(Data extracted from a collection)
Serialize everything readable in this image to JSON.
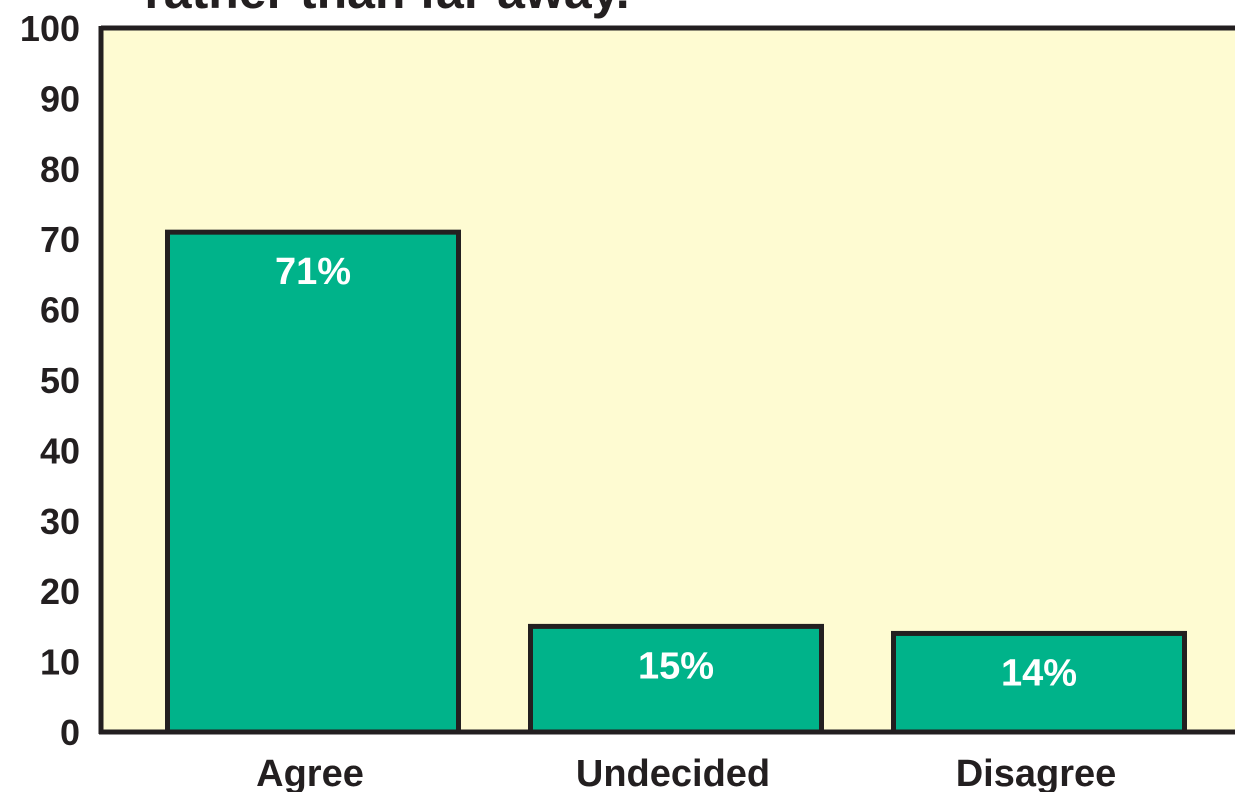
{
  "chart_data": {
    "type": "bar",
    "title": "rather than far away.",
    "categories": [
      "Agree",
      "Undecided",
      "Disagree"
    ],
    "values": [
      71,
      15,
      14
    ],
    "data_labels": [
      "71%",
      "15%",
      "14%"
    ],
    "xlabel": "",
    "ylabel": "",
    "ylim": [
      0,
      100
    ],
    "yticks": [
      0,
      10,
      20,
      30,
      40,
      50,
      60,
      70,
      80,
      90,
      100
    ],
    "grid": false,
    "legend": "none",
    "colors": {
      "plot_background": "#fefbd2",
      "bar_fill": "#00b38a",
      "bar_outline": "#231f20",
      "axis": "#231f20",
      "text": "#231f20",
      "data_label_text": "#ffffff"
    }
  }
}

▶ WORK TO BE COMPLETED: Please repeat the entries exactly. Do not include the pictures.

▶ ANSWER TO THE PROBLEM:
Serialize everything readable in this image to JSON.
{
  "chart_data": {
    "type": "bar",
    "title": "rather than far away.",
    "categories": [
      "Agree",
      "Undecided",
      "Disagree"
    ],
    "values": [
      71,
      15,
      14
    ],
    "data_labels": [
      "71%",
      "15%",
      "14%"
    ],
    "xlabel": "",
    "ylabel": "",
    "ylim": [
      0,
      100
    ],
    "yticks": [
      0,
      10,
      20,
      30,
      40,
      50,
      60,
      70,
      80,
      90,
      100
    ],
    "grid": false,
    "legend": "none",
    "colors": {
      "plot_background": "#fefbd2",
      "bar_fill": "#00b38a",
      "bar_outline": "#231f20",
      "axis": "#231f20",
      "text": "#231f20",
      "data_label_text": "#ffffff"
    }
  }
}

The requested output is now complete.